## Input data
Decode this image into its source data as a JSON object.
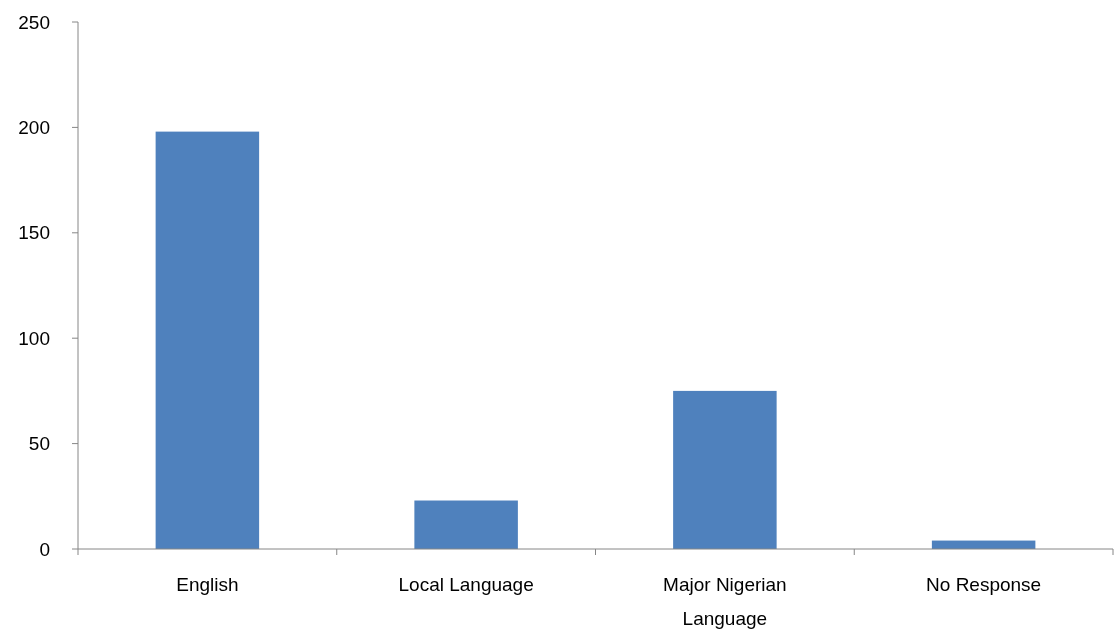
{
  "chart_data": {
    "type": "bar",
    "categories": [
      "English",
      "Local Language",
      "Major Nigerian Language",
      "No Response"
    ],
    "values": [
      198,
      23,
      75,
      4
    ],
    "color": "#4f81bd",
    "ylim": [
      0,
      250
    ],
    "yticks": [
      0,
      50,
      100,
      150,
      200,
      250
    ]
  }
}
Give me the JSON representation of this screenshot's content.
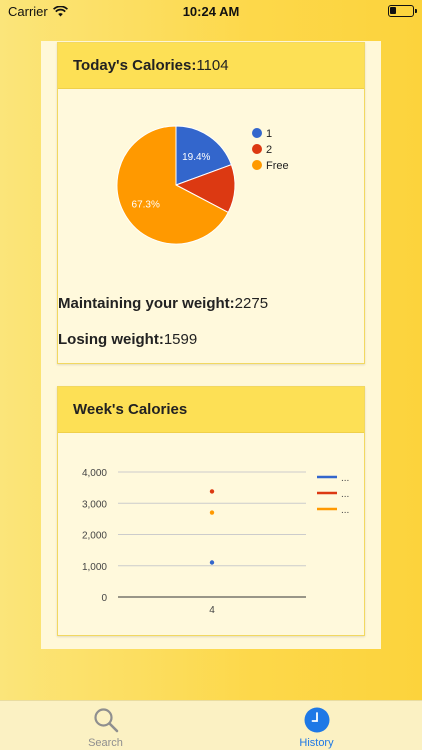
{
  "status_bar": {
    "carrier": "Carrier",
    "time": "10:24 AM"
  },
  "today_card": {
    "title_label": "Today's Calories:",
    "title_value": "1104",
    "maintain_label": "Maintaining your weight:",
    "maintain_value": "2275",
    "losing_label": "Losing weight:",
    "losing_value": "1599"
  },
  "week_card": {
    "title": "Week's Calories"
  },
  "tabs": {
    "search_label": "Search",
    "history_label": "History"
  },
  "colors": {
    "blue": "#3366cc",
    "red": "#dc3912",
    "orange": "#ff9900",
    "accent": "#1e78e6"
  },
  "chart_data": [
    {
      "type": "pie",
      "slices": [
        {
          "name": "1",
          "percent": 19.4,
          "label": "19.4%",
          "color": "#3366cc"
        },
        {
          "name": "2",
          "percent": 13.3,
          "label": "",
          "color": "#dc3912"
        },
        {
          "name": "Free",
          "percent": 67.3,
          "label": "67.3%",
          "color": "#ff9900"
        }
      ],
      "legend": [
        "1",
        "2",
        "Free"
      ],
      "legend_position": "right"
    },
    {
      "type": "scatter",
      "categories": [
        "4"
      ],
      "series": [
        {
          "legend": "...",
          "color": "#3366cc",
          "values": [
            1104
          ]
        },
        {
          "legend": "...",
          "color": "#dc3912",
          "values": [
            3379
          ]
        },
        {
          "legend": "...",
          "color": "#ff9900",
          "values": [
            2703
          ]
        }
      ],
      "ylim": [
        0,
        4000
      ],
      "yticks": [
        "0",
        "1,000",
        "2,000",
        "3,000",
        "4,000"
      ],
      "grid": true,
      "legend_position": "right"
    }
  ]
}
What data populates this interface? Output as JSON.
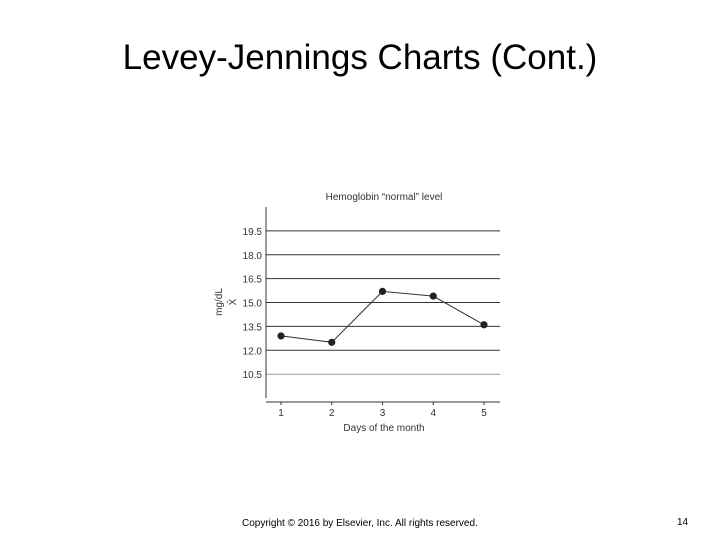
{
  "slide": {
    "title": "Levey-Jennings Charts (Cont.)",
    "footer": "Copyright © 2016 by Elsevier, Inc. All rights reserved.",
    "page_number": "14"
  },
  "chart_data": {
    "type": "line",
    "title": "Hemoglobin “normal” level",
    "xlabel": "Days of the month",
    "ylabel": "mg/dL",
    "mean_marker": "X̄",
    "x": [
      1,
      2,
      3,
      4,
      5
    ],
    "yticks": [
      19.5,
      18.0,
      16.5,
      15.0,
      13.5,
      12.0,
      10.5
    ],
    "ylim": [
      9.0,
      21.0
    ],
    "grid": true,
    "series": [
      {
        "values": [
          12.9,
          12.5,
          15.7,
          15.4,
          13.6
        ]
      }
    ],
    "colors": {
      "line": "#333333",
      "point": "#222222",
      "grid": "#333333"
    }
  }
}
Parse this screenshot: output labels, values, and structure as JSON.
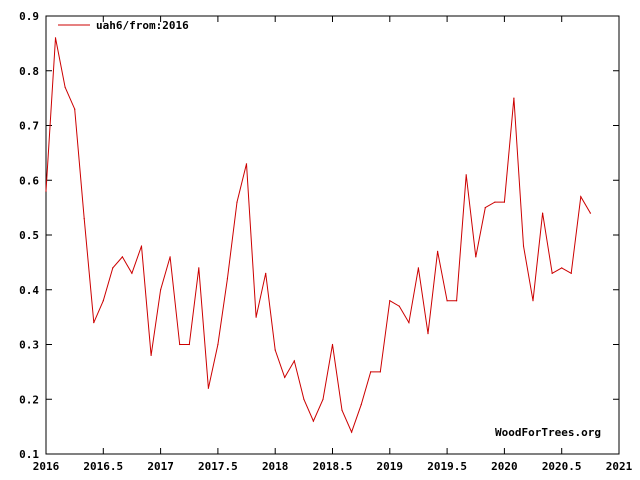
{
  "chart_data": {
    "type": "line",
    "title": "",
    "xlabel": "",
    "ylabel": "",
    "xlim": [
      2016,
      2021
    ],
    "ylim": [
      0.1,
      0.9
    ],
    "x_ticks": [
      "2016",
      "2016.5",
      "2017",
      "2017.5",
      "2018",
      "2018.5",
      "2019",
      "2019.5",
      "2020",
      "2020.5",
      "2021"
    ],
    "y_ticks": [
      "0.1",
      "0.2",
      "0.3",
      "0.4",
      "0.5",
      "0.6",
      "0.7",
      "0.8",
      "0.9"
    ],
    "grid": false,
    "legend_position": "top-left",
    "series": [
      {
        "name": "uah6/from:2016",
        "color": "#cc0000",
        "points": [
          [
            2016.0,
            0.58
          ],
          [
            2016.083,
            0.86
          ],
          [
            2016.167,
            0.77
          ],
          [
            2016.25,
            0.73
          ],
          [
            2016.333,
            0.53
          ],
          [
            2016.417,
            0.34
          ],
          [
            2016.5,
            0.38
          ],
          [
            2016.583,
            0.44
          ],
          [
            2016.667,
            0.46
          ],
          [
            2016.75,
            0.43
          ],
          [
            2016.833,
            0.48
          ],
          [
            2016.917,
            0.28
          ],
          [
            2017.0,
            0.4
          ],
          [
            2017.083,
            0.46
          ],
          [
            2017.167,
            0.3
          ],
          [
            2017.25,
            0.3
          ],
          [
            2017.333,
            0.44
          ],
          [
            2017.417,
            0.22
          ],
          [
            2017.5,
            0.3
          ],
          [
            2017.583,
            0.42
          ],
          [
            2017.667,
            0.56
          ],
          [
            2017.75,
            0.63
          ],
          [
            2017.833,
            0.35
          ],
          [
            2017.917,
            0.43
          ],
          [
            2018.0,
            0.29
          ],
          [
            2018.083,
            0.24
          ],
          [
            2018.167,
            0.27
          ],
          [
            2018.25,
            0.2
          ],
          [
            2018.333,
            0.16
          ],
          [
            2018.417,
            0.2
          ],
          [
            2018.5,
            0.3
          ],
          [
            2018.583,
            0.18
          ],
          [
            2018.667,
            0.14
          ],
          [
            2018.75,
            0.19
          ],
          [
            2018.833,
            0.25
          ],
          [
            2018.917,
            0.25
          ],
          [
            2019.0,
            0.38
          ],
          [
            2019.083,
            0.37
          ],
          [
            2019.167,
            0.34
          ],
          [
            2019.25,
            0.44
          ],
          [
            2019.333,
            0.32
          ],
          [
            2019.417,
            0.47
          ],
          [
            2019.5,
            0.38
          ],
          [
            2019.583,
            0.38
          ],
          [
            2019.667,
            0.61
          ],
          [
            2019.75,
            0.46
          ],
          [
            2019.833,
            0.55
          ],
          [
            2019.917,
            0.56
          ],
          [
            2020.0,
            0.56
          ],
          [
            2020.083,
            0.75
          ],
          [
            2020.167,
            0.48
          ],
          [
            2020.25,
            0.38
          ],
          [
            2020.333,
            0.54
          ],
          [
            2020.417,
            0.43
          ],
          [
            2020.5,
            0.44
          ],
          [
            2020.583,
            0.43
          ],
          [
            2020.667,
            0.57
          ],
          [
            2020.75,
            0.54
          ]
        ]
      }
    ],
    "annotations": [
      "WoodForTrees.org"
    ]
  },
  "colors": {
    "background": "#ffffff",
    "axis": "#000000",
    "series_line": "#cc0000"
  }
}
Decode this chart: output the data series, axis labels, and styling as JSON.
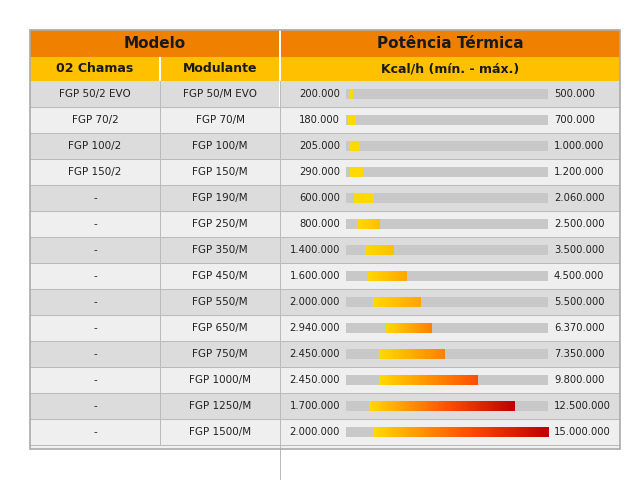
{
  "title_modelo": "Modelo",
  "title_potencia": "Potência Térmica",
  "header_chamas": "02 Chamas",
  "header_modulante": "Modulante",
  "header_kcal": "Kcal/h (mín. - máx.)",
  "rows": [
    {
      "chamas": "FGP 50/2 EVO",
      "modulante": "FGP 50/M EVO",
      "min": 200000,
      "max": 500000,
      "min_str": "200.000",
      "max_str": "500.000"
    },
    {
      "chamas": "FGP 70/2",
      "modulante": "FGP 70/M",
      "min": 180000,
      "max": 700000,
      "min_str": "180.000",
      "max_str": "700.000"
    },
    {
      "chamas": "FGP 100/2",
      "modulante": "FGP 100/M",
      "min": 205000,
      "max": 1000000,
      "min_str": "205.000",
      "max_str": "1.000.000"
    },
    {
      "chamas": "FGP 150/2",
      "modulante": "FGP 150/M",
      "min": 290000,
      "max": 1200000,
      "min_str": "290.000",
      "max_str": "1.200.000"
    },
    {
      "chamas": "-",
      "modulante": "FGP 190/M",
      "min": 600000,
      "max": 2060000,
      "min_str": "600.000",
      "max_str": "2.060.000"
    },
    {
      "chamas": "-",
      "modulante": "FGP 250/M",
      "min": 800000,
      "max": 2500000,
      "min_str": "800.000",
      "max_str": "2.500.000"
    },
    {
      "chamas": "-",
      "modulante": "FGP 350/M",
      "min": 1400000,
      "max": 3500000,
      "min_str": "1.400.000",
      "max_str": "3.500.000"
    },
    {
      "chamas": "-",
      "modulante": "FGP 450/M",
      "min": 1600000,
      "max": 4500000,
      "min_str": "1.600.000",
      "max_str": "4.500.000"
    },
    {
      "chamas": "-",
      "modulante": "FGP 550/M",
      "min": 2000000,
      "max": 5500000,
      "min_str": "2.000.000",
      "max_str": "5.500.000"
    },
    {
      "chamas": "-",
      "modulante": "FGP 650/M",
      "min": 2940000,
      "max": 6370000,
      "min_str": "2.940.000",
      "max_str": "6.370.000"
    },
    {
      "chamas": "-",
      "modulante": "FGP 750/M",
      "min": 2450000,
      "max": 7350000,
      "min_str": "2.450.000",
      "max_str": "7.350.000"
    },
    {
      "chamas": "-",
      "modulante": "FGP 1000/M",
      "min": 2450000,
      "max": 9800000,
      "min_str": "2.450.000",
      "max_str": "9.800.000"
    },
    {
      "chamas": "-",
      "modulante": "FGP 1250/M",
      "min": 1700000,
      "max": 12500000,
      "min_str": "1.700.000",
      "max_str": "12.500.000"
    },
    {
      "chamas": "-",
      "modulante": "FGP 1500/M",
      "min": 2000000,
      "max": 15000000,
      "min_str": "2.000.000",
      "max_str": "15.000.000"
    }
  ],
  "color_orange_title": "#F08000",
  "color_yellow_header": "#FFC000",
  "color_row_odd": "#DCDCDC",
  "color_row_even": "#EFEFEF",
  "color_bar_bg": "#C8C8C8",
  "color_text_dark": "#222222",
  "bar_max_value": 15000000,
  "outer_bg": "#FFFFFF",
  "fig_w": 6.4,
  "fig_h": 4.8,
  "dpi": 100
}
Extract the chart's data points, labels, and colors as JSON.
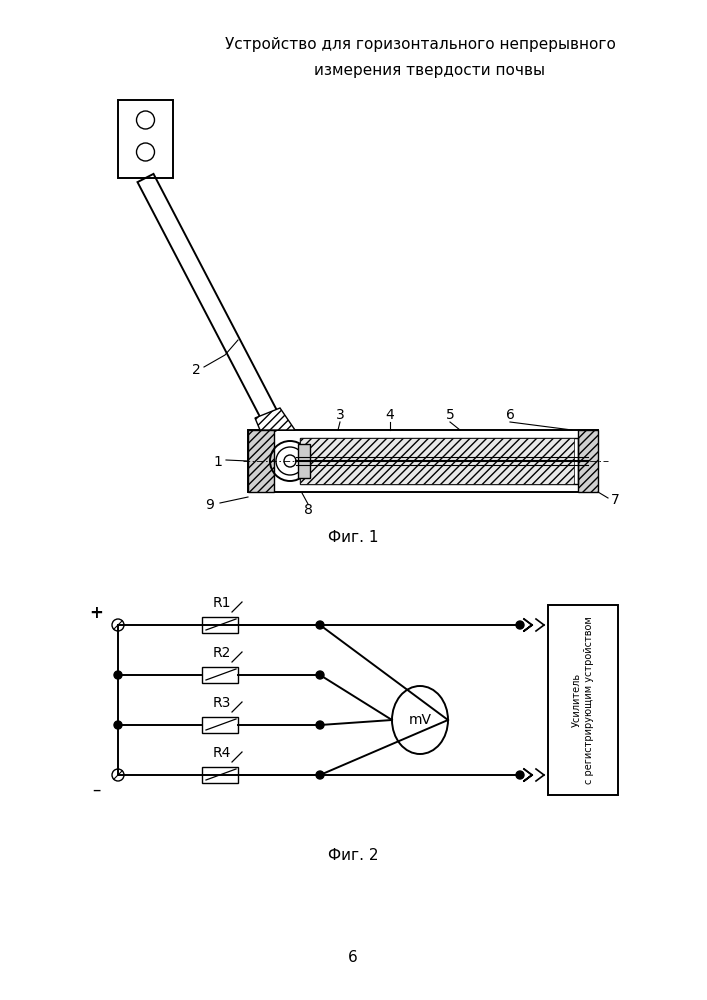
{
  "title_line1": "Устройство для горизонтального непрерывного",
  "title_line2": "измерения твердости почвы",
  "fig1_caption": "Фиг. 1",
  "fig2_caption": "Фиг. 2",
  "page_number": "6",
  "bg_color": "#ffffff",
  "line_color": "#000000"
}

## Your instructions
Copy all lines from the listing that contain "percent".

## Finished answer
          "percent": 19.4,
          "percent": 13.3,
          "percent": 67.3,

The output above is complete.